● **Exercise**
Please extract every line of the entries below verbatim, leaving out the pictures.
##############################
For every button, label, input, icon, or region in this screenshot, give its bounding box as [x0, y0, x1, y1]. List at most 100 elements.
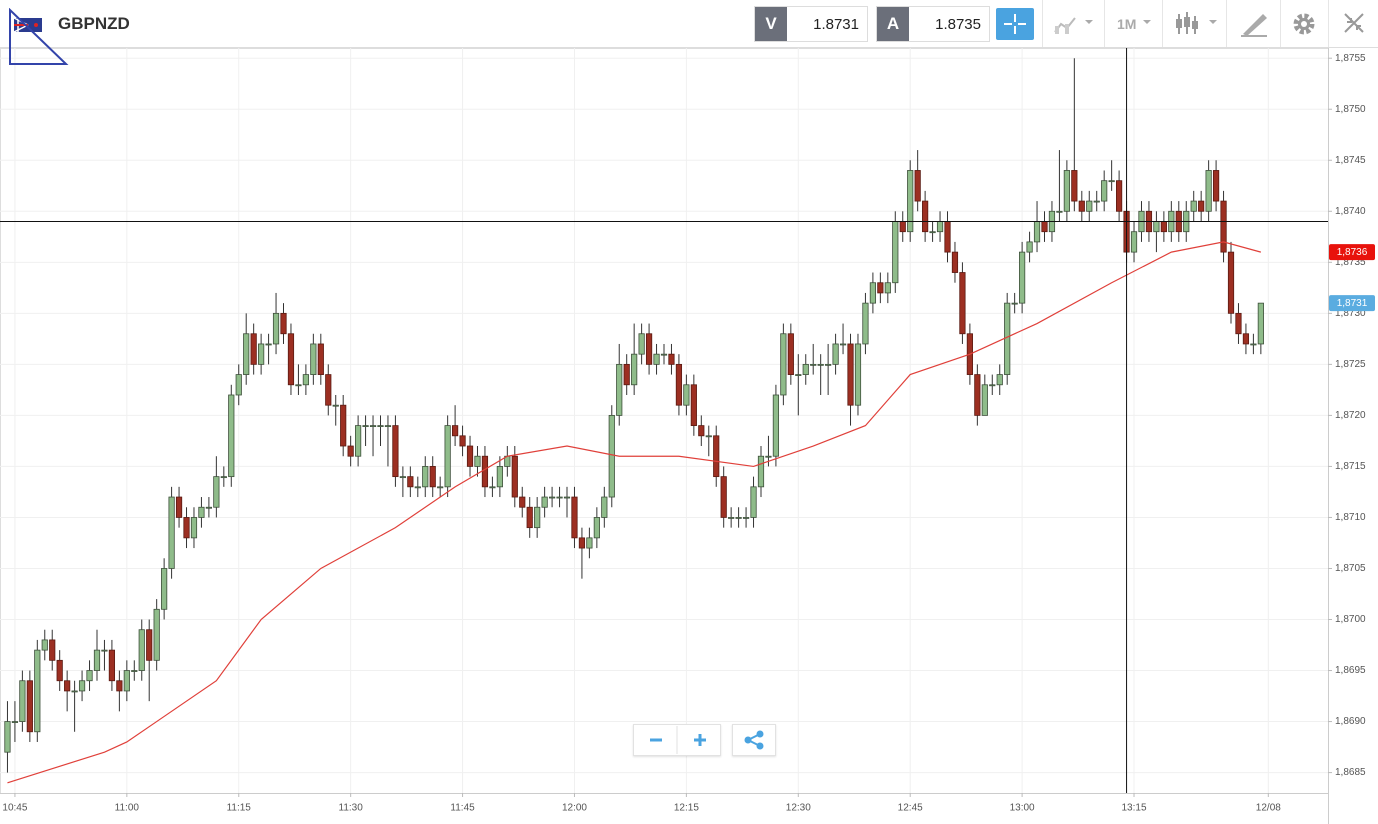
candle-body: [108, 649, 116, 682]
candle-body: [452, 425, 459, 437]
candle-body: [623, 363, 630, 386]
candle-body: [49, 639, 56, 661]
candle-body: [459, 435, 466, 447]
candle-body: [511, 455, 518, 498]
candle-body: [78, 680, 86, 692]
candle-body: [422, 466, 429, 488]
ask-box[interactable]: A 1.8735: [876, 6, 990, 42]
candle-body: [116, 680, 123, 692]
zoom-in[interactable]: [694, 734, 706, 746]
candle-body: [556, 496, 563, 499]
candle-body: [235, 374, 242, 396]
candle-body: [839, 343, 847, 346]
candle-body: [713, 435, 720, 478]
candle-body: [586, 537, 593, 549]
candle-body: [1190, 200, 1197, 212]
x-tick-label: 11:45: [450, 803, 475, 814]
candle-body: [825, 363, 832, 366]
candle-body: [519, 496, 526, 508]
y-tick-label: 1,8685: [1335, 767, 1366, 778]
candle-body: [735, 517, 742, 519]
candle-body: [466, 445, 474, 467]
candle-body: [847, 343, 854, 406]
x-tick-label: 12/08: [1256, 803, 1281, 814]
x-tick-label: 12:15: [674, 803, 699, 814]
price-label-box: [1329, 244, 1375, 261]
y-tick-label: 1,8725: [1335, 359, 1366, 370]
candle-body: [64, 680, 71, 692]
candle-body: [899, 221, 906, 233]
y-tick-label: 1,8700: [1335, 614, 1366, 625]
candle-body: [437, 486, 444, 489]
candle-body: [317, 343, 324, 375]
candle-body: [213, 476, 220, 508]
candle-body: [1205, 170, 1212, 212]
draw-tool[interactable]: [1226, 0, 1281, 47]
x-tick-label: 12:00: [562, 803, 587, 814]
settings[interactable]: [1280, 0, 1329, 47]
interval-menu[interactable]: 1M: [1104, 0, 1163, 47]
candle-body: [86, 670, 93, 682]
candle-menu[interactable]: [1162, 0, 1227, 47]
candle-body: [653, 353, 660, 365]
candle-body: [1198, 200, 1205, 212]
candle-body: [787, 333, 794, 375]
chart-type-menu[interactable]: [1042, 0, 1105, 47]
ask-letter: A: [877, 7, 909, 41]
candle-body: [190, 517, 198, 539]
candle-body: [884, 282, 891, 294]
candle-body: [1101, 180, 1108, 202]
candle-body: [347, 445, 354, 457]
candle-body: [310, 343, 317, 375]
candle-body: [198, 506, 205, 518]
candle-body: [802, 363, 809, 375]
candle-body: [429, 466, 436, 488]
candle-body: [936, 221, 944, 233]
share-button[interactable]: [732, 724, 776, 756]
y-tick-label: 1,8705: [1335, 563, 1366, 574]
y-tick-label: 1,8730: [1335, 308, 1366, 319]
candle-body: [862, 302, 869, 345]
x-tick-label: 13:00: [1010, 803, 1035, 814]
candle-body: [728, 517, 735, 519]
candle-body: [616, 363, 623, 416]
collapse[interactable]: [1328, 0, 1378, 47]
candle-body: [563, 496, 571, 499]
candle-body: [384, 425, 392, 428]
candle-body: [631, 353, 638, 386]
candle-body: [1242, 333, 1250, 345]
candle-body: [929, 231, 936, 234]
candle-body: [675, 363, 683, 406]
x-tick-label: 11:30: [339, 803, 364, 814]
candle-body: [593, 517, 600, 539]
flag-icon: [9, 8, 69, 65]
interval: 1M: [1117, 16, 1137, 32]
candle-body: [1108, 180, 1115, 183]
candle-body: [183, 517, 190, 539]
candle-body: [959, 272, 966, 335]
candle-body: [944, 221, 951, 253]
bid-box[interactable]: V 1.8731: [754, 6, 868, 42]
candle-body: [168, 496, 175, 569]
candle-body: [272, 312, 280, 345]
candle-body: [399, 476, 406, 479]
crosshair-button[interactable]: [996, 8, 1034, 40]
candle-body: [1071, 170, 1078, 202]
x-tick-label: 11:00: [115, 803, 140, 814]
candle-body: [1019, 251, 1026, 304]
candle-body: [340, 404, 347, 447]
candle-body: [123, 670, 130, 692]
bid-price: 1.8731: [813, 16, 859, 33]
candle-body: [146, 629, 153, 661]
candle-body: [407, 476, 414, 488]
candle-body: [265, 343, 272, 346]
candle-body: [757, 455, 765, 488]
candle-body: [377, 425, 384, 428]
ask-price: 1.8735: [935, 16, 981, 33]
candle-body: [295, 384, 302, 387]
candle-body: [765, 455, 772, 458]
candle-body: [34, 649, 41, 733]
candle-body: [205, 506, 212, 509]
candle-body: [534, 506, 541, 529]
##############################
● **Result of this task**
For every button, label, input, icon, or region in this screenshot, give its bounding box as [x0, y0, x1, y1]. List at most 100 elements.
candle-body: [108, 649, 116, 682]
candle-body: [452, 425, 459, 437]
candle-body: [623, 363, 630, 386]
candle-body: [49, 639, 56, 661]
candle-body: [459, 435, 466, 447]
candle-body: [511, 455, 518, 498]
candle-body: [78, 680, 86, 692]
candle-body: [422, 466, 429, 488]
ask-box[interactable]: A 1.8735: [876, 6, 990, 42]
candle-body: [116, 680, 123, 692]
zoom-in[interactable]: [694, 734, 706, 746]
candle-body: [556, 496, 563, 499]
candle-body: [235, 374, 242, 396]
candle-body: [839, 343, 847, 346]
candle-body: [713, 435, 720, 478]
candle-body: [586, 537, 593, 549]
candle-body: [1190, 200, 1197, 212]
x-tick-label: 11:45: [450, 803, 475, 814]
candle-body: [825, 363, 832, 366]
candle-body: [519, 496, 526, 508]
y-tick-label: 1,8685: [1335, 767, 1366, 778]
candle-body: [735, 517, 742, 519]
candle-body: [466, 445, 474, 467]
candle-body: [847, 343, 854, 406]
x-tick-label: 12/08: [1256, 803, 1281, 814]
x-tick-label: 12:15: [674, 803, 699, 814]
price-label-box: [1329, 244, 1375, 261]
y-tick-label: 1,8725: [1335, 359, 1366, 370]
candle-body: [64, 680, 71, 692]
candle-body: [899, 221, 906, 233]
y-tick-label: 1,8700: [1335, 614, 1366, 625]
candle-body: [437, 486, 444, 489]
candle-body: [317, 343, 324, 375]
candle-body: [213, 476, 220, 508]
candle-body: [1205, 170, 1212, 212]
draw-tool[interactable]: [1226, 0, 1281, 47]
x-tick-label: 12:00: [562, 803, 587, 814]
settings[interactable]: [1280, 0, 1329, 47]
interval-menu[interactable]: 1M: [1104, 0, 1163, 47]
candle-body: [86, 670, 93, 682]
candle-menu[interactable]: [1162, 0, 1227, 47]
candle-body: [653, 353, 660, 365]
candle-body: [1198, 200, 1205, 212]
candle-body: [787, 333, 794, 375]
chart-type-menu[interactable]: [1042, 0, 1105, 47]
ask-letter: A: [877, 7, 909, 41]
candle-body: [190, 517, 198, 539]
candle-body: [884, 282, 891, 294]
candle-body: [1101, 180, 1108, 202]
candle-body: [347, 445, 354, 457]
candle-body: [310, 343, 317, 375]
candle-body: [198, 506, 205, 518]
candle-body: [802, 363, 809, 375]
candle-body: [429, 466, 436, 488]
candle-body: [936, 221, 944, 233]
share-button[interactable]: [732, 724, 776, 756]
y-tick-label: 1,8705: [1335, 563, 1366, 574]
y-tick-label: 1,8730: [1335, 308, 1366, 319]
candle-body: [862, 302, 869, 345]
x-tick-label: 13:00: [1010, 803, 1035, 814]
candle-body: [728, 517, 735, 519]
candle-body: [616, 363, 623, 416]
collapse[interactable]: [1328, 0, 1378, 47]
candle-body: [563, 496, 571, 499]
candle-body: [384, 425, 392, 428]
candle-body: [631, 353, 638, 386]
candle-body: [1242, 333, 1250, 345]
candle-body: [929, 231, 936, 234]
candle-body: [675, 363, 683, 406]
x-tick-label: 11:30: [339, 803, 364, 814]
candle-body: [593, 517, 600, 539]
flag-icon: [9, 8, 69, 65]
interval: 1M: [1117, 16, 1137, 32]
candle-body: [1108, 180, 1115, 183]
candle-body: [183, 517, 190, 539]
candle-body: [959, 272, 966, 335]
candle-body: [944, 221, 951, 253]
bid-box[interactable]: V 1.8731: [754, 6, 868, 42]
candle-body: [168, 496, 175, 569]
candle-body: [272, 312, 280, 345]
candle-body: [399, 476, 406, 479]
crosshair-button[interactable]: [996, 8, 1034, 40]
candle-body: [1071, 170, 1078, 202]
x-tick-label: 11:00: [115, 803, 140, 814]
candle-body: [1019, 251, 1026, 304]
candle-body: [340, 404, 347, 447]
candle-body: [123, 670, 130, 692]
bid-price: 1.8731: [813, 16, 859, 33]
candle-body: [146, 629, 153, 661]
candle-body: [407, 476, 414, 488]
candle-body: [265, 343, 272, 346]
candle-body: [757, 455, 765, 488]
candle-body: [377, 425, 384, 428]
ask-price: 1.8735: [935, 16, 981, 33]
candle-body: [295, 384, 302, 387]
candle-body: [765, 455, 772, 458]
candle-body: [34, 649, 41, 733]
candle-body: [205, 506, 212, 509]
candle-body: [534, 506, 541, 529]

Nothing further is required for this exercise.